#### EXERCISE GOAL:
On the page about ontology and taxonomy, which two synsets are listed as the direct hypernyms of dog.n.01?

# Ontology and Taxonomy

## Table of Contents

* [Install WordNet](#Install-WordNet)
* [Synsets](#Synsets)
* [Lemmas](#Lemmas)

## Reference

* https://www.nltk.org/howto/wordnet.html

## Install WordNet

Verify the SSL (Secure Sockets Layer) certificate:

In [30]:
import ssl

try:
    _create_unverified_https_context = ssl._create_unverified_context
except AttributeError:
    pass
else:
    ssl._create_default_https_context = _create_unverified_https_context

Install WordNet from [NLTK](https://www.nltk.org)

In [31]:
import nltk
nltk.download('wordnet')

[nltk_data] Downloading package wordnet to /Users/jdchoi/nltk_data...
[nltk_data]   Unzipping corpora/wordnet.zip.


True

## Synsets

Retrieve all synsets of a word as the list of [Synset](https://www.nltk.org/api/nltk.corpus.reader.html?highlight=synset#nltk.corpus.reader.wordnet.Synset):

In [32]:
from nltk.corpus import wordnet as wn
wn.synsets('dog')

[Synset('dog.n.01'),
 Synset('frump.n.01'),
 Synset('dog.n.03'),
 Synset('cad.n.01'),
 Synset('frank.n.02'),
 Synset('pawl.n.01'),
 Synset('andiron.n.01'),
 Synset('chase.v.01')]

You can specify the part-of-speech (tag) of the word:

* `n`: noun
* `v`: verb
* `a`: adjective
* `r`: adverb

In [49]:
dogs = wn.synsets('dog', pos='n')
dogs

[Synset('dog.n.01'),
 Synset('frump.n.01'),
 Synset('dog.n.03'),
 Synset('cad.n.01'),
 Synset('frank.n.02'),
 Synset('pawl.n.01'),
 Synset('andiron.n.01')]

Retrieve the synset directly from the sense ID:

In [46]:
dog_0 = wn.synset('dog.n.01')

Synset == dogs[0]
Synset == dogs[1]

False

Retrieve the direct hyponyms

In [51]:
dog_0.hyponyms()

[Synset('basenji.n.01'),
 Synset('corgi.n.01'),
 Synset('cur.n.01'),
 Synset('dalmatian.n.02'),
 Synset('great_pyrenees.n.01'),
 Synset('griffon.n.02'),
 Synset('hunting_dog.n.01'),
 Synset('lapdog.n.01'),
 Synset('leonberg.n.01'),
 Synset('mexican_hairless.n.01'),
 Synset('newfoundland.n.01'),
 Synset('pooch.n.01'),
 Synset('poodle.n.01'),
 Synset('pug.n.01'),
 Synset('puppy.n.01'),
 Synset('spitz.n.01'),
 Synset('toy_dog.n.01'),
 Synset('working_dog.n.01')]

Retreive the direct hypernyms:

In [50]:
dog_0.hypernyms()

[Synset('canine.n.02'), Synset('domestic_animal.n.01')]

Retrieve all indrect hypernyms:

In [94]:
dog_0.hypernym_paths()

#### EXERCISE DATA:
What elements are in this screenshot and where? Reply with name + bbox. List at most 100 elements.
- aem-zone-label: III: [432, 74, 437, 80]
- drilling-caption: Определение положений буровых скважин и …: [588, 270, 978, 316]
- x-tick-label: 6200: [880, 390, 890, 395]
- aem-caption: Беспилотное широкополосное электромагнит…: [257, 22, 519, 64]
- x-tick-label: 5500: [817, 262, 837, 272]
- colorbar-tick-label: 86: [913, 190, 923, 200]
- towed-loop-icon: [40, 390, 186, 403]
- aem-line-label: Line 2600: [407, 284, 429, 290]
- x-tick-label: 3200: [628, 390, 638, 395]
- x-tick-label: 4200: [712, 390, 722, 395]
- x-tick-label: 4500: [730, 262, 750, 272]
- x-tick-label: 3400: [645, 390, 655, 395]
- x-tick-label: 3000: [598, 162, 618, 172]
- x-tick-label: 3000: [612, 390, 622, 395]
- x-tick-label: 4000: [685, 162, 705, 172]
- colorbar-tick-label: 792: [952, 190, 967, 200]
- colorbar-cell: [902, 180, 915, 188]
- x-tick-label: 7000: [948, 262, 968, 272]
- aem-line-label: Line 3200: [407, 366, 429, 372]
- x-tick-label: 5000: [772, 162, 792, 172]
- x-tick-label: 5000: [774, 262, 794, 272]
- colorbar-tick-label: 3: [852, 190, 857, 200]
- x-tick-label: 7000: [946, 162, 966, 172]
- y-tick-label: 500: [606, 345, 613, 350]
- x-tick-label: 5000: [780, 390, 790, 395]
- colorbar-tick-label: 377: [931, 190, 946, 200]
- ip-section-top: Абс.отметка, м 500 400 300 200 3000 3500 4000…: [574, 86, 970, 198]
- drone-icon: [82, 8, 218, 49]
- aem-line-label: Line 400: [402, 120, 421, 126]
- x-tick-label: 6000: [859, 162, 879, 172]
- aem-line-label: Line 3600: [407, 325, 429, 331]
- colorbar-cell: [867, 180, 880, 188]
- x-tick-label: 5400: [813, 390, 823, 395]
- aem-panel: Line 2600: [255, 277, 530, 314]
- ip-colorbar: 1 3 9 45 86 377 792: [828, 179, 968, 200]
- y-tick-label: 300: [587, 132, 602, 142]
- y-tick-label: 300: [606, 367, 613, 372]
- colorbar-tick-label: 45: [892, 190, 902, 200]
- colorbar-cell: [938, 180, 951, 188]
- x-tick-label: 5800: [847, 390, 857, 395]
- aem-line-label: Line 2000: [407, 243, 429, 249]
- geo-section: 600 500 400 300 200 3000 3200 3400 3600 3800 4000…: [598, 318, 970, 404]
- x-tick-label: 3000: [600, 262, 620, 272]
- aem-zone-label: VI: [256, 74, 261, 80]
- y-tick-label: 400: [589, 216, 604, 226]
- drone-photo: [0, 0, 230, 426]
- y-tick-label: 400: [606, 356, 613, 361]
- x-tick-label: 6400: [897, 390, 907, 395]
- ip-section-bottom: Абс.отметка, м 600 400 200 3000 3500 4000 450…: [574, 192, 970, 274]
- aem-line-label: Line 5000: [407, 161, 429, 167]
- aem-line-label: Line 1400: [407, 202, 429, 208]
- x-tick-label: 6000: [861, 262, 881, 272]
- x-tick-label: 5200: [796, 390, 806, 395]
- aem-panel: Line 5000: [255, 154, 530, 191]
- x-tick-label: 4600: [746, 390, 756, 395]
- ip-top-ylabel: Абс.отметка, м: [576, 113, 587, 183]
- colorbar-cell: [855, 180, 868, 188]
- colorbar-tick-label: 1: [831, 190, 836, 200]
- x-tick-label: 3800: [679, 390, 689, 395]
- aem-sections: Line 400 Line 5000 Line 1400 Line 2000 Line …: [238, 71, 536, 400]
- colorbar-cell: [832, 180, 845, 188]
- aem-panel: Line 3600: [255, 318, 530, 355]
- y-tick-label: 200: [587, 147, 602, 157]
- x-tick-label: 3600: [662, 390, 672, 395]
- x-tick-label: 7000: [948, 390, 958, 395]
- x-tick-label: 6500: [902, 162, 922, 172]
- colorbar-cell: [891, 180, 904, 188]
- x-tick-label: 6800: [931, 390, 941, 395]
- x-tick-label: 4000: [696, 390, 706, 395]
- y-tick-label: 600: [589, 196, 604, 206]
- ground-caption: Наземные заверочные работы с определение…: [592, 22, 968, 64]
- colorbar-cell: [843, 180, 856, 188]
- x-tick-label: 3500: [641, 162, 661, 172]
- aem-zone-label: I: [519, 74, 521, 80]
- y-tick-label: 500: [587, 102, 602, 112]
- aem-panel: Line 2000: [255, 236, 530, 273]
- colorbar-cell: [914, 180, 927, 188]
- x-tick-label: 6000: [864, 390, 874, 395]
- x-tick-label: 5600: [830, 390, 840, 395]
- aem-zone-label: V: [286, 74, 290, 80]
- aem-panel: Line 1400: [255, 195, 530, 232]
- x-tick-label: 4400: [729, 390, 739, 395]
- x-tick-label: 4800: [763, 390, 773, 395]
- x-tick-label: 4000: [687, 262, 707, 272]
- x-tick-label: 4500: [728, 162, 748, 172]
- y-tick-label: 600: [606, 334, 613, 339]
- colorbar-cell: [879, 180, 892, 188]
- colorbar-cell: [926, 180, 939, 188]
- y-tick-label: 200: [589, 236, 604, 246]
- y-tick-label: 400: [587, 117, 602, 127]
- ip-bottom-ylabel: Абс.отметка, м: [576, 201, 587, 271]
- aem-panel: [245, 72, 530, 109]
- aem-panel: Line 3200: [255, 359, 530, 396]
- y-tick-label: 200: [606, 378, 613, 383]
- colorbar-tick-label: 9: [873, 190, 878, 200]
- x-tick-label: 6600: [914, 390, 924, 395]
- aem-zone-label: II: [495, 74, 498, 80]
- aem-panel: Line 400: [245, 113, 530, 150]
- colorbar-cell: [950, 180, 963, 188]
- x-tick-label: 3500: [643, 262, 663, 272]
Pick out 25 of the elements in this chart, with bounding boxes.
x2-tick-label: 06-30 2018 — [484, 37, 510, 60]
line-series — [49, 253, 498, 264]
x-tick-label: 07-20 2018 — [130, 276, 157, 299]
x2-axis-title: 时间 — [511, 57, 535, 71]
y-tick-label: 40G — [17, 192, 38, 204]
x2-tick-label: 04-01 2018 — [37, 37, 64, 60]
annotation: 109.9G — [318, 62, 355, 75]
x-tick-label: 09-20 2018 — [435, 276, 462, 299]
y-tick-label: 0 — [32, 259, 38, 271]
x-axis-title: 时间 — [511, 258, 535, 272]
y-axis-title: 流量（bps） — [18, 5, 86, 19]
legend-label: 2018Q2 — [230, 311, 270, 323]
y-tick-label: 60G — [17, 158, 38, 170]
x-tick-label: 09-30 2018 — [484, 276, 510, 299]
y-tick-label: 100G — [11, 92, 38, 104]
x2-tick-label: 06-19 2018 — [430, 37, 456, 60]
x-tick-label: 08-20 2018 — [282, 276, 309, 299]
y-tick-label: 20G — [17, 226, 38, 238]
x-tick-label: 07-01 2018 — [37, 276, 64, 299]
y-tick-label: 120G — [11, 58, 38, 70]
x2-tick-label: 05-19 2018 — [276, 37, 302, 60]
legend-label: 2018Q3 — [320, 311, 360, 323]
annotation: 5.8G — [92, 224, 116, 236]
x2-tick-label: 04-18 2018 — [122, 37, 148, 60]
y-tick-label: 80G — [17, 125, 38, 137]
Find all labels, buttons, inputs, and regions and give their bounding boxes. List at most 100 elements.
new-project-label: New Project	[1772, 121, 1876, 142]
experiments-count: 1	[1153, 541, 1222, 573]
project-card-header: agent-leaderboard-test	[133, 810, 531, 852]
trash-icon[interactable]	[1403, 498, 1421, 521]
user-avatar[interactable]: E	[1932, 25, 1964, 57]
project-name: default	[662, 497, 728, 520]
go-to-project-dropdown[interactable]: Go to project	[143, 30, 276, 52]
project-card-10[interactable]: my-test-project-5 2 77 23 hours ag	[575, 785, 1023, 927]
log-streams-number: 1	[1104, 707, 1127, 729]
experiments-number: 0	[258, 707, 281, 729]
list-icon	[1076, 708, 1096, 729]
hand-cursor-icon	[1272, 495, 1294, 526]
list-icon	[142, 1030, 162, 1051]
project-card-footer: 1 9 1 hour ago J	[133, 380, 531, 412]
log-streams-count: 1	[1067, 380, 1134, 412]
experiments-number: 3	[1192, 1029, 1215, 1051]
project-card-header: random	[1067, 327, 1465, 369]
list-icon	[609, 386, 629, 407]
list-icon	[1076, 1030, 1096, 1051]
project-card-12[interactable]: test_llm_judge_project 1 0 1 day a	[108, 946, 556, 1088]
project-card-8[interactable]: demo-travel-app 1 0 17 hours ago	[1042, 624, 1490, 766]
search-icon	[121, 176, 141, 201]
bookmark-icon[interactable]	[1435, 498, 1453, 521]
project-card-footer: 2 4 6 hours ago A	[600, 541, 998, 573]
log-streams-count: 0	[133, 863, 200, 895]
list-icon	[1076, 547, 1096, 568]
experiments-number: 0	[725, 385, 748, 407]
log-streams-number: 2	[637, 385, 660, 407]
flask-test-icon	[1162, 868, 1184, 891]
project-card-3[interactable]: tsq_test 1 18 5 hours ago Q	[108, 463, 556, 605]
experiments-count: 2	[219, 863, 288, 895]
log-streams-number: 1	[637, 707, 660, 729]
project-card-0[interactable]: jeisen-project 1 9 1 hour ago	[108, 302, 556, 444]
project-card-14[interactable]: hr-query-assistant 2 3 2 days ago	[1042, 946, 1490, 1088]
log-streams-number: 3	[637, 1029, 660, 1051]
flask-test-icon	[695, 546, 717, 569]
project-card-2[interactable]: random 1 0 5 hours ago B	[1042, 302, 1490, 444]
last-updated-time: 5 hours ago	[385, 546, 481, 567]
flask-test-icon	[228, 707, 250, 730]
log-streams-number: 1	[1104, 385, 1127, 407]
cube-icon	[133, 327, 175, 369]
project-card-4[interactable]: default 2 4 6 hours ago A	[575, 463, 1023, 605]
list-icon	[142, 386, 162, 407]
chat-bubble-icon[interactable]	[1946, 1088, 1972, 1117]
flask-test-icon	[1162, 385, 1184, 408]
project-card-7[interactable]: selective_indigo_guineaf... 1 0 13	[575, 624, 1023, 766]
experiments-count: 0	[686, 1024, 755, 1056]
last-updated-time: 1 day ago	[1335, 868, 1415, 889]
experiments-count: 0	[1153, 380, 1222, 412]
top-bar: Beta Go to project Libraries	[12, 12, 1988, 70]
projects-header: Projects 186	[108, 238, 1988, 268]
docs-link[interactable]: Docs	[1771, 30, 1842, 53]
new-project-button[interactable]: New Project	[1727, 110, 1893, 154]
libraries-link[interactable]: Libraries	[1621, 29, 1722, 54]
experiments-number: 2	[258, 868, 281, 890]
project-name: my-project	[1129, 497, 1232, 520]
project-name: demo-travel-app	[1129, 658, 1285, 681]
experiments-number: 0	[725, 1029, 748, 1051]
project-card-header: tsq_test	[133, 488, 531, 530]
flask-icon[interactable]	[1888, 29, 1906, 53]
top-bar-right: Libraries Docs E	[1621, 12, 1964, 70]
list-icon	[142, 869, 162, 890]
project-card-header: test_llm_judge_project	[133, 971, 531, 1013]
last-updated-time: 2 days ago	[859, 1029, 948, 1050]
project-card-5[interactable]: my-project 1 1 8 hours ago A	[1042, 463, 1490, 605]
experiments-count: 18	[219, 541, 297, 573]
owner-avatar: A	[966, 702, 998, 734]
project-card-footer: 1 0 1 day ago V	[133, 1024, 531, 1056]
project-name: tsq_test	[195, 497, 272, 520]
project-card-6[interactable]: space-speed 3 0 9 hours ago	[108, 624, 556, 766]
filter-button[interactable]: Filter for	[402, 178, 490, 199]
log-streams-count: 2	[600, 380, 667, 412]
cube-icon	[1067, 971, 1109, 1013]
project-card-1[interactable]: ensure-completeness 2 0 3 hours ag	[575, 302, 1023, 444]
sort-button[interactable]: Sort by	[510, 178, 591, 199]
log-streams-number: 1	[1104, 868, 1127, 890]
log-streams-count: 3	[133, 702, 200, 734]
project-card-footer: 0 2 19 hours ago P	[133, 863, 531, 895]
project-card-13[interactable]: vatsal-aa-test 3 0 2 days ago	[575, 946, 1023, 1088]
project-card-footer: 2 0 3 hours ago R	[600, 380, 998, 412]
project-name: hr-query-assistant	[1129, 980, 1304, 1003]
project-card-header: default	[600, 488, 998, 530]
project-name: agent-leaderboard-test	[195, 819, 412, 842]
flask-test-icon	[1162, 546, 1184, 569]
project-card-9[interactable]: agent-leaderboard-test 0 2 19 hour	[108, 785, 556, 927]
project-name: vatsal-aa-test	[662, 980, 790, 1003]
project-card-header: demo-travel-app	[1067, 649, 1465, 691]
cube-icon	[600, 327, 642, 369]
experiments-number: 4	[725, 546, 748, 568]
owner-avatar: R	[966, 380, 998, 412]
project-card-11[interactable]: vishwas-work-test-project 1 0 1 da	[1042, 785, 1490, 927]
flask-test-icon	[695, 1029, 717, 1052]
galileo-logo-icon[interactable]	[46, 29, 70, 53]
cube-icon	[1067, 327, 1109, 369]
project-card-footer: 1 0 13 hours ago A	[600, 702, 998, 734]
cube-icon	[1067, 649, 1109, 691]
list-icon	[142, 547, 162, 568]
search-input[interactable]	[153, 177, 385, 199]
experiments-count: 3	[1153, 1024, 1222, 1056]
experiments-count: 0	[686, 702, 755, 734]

#### ANSWER SECTION:
canine.n.02 and domestic_animal.n.01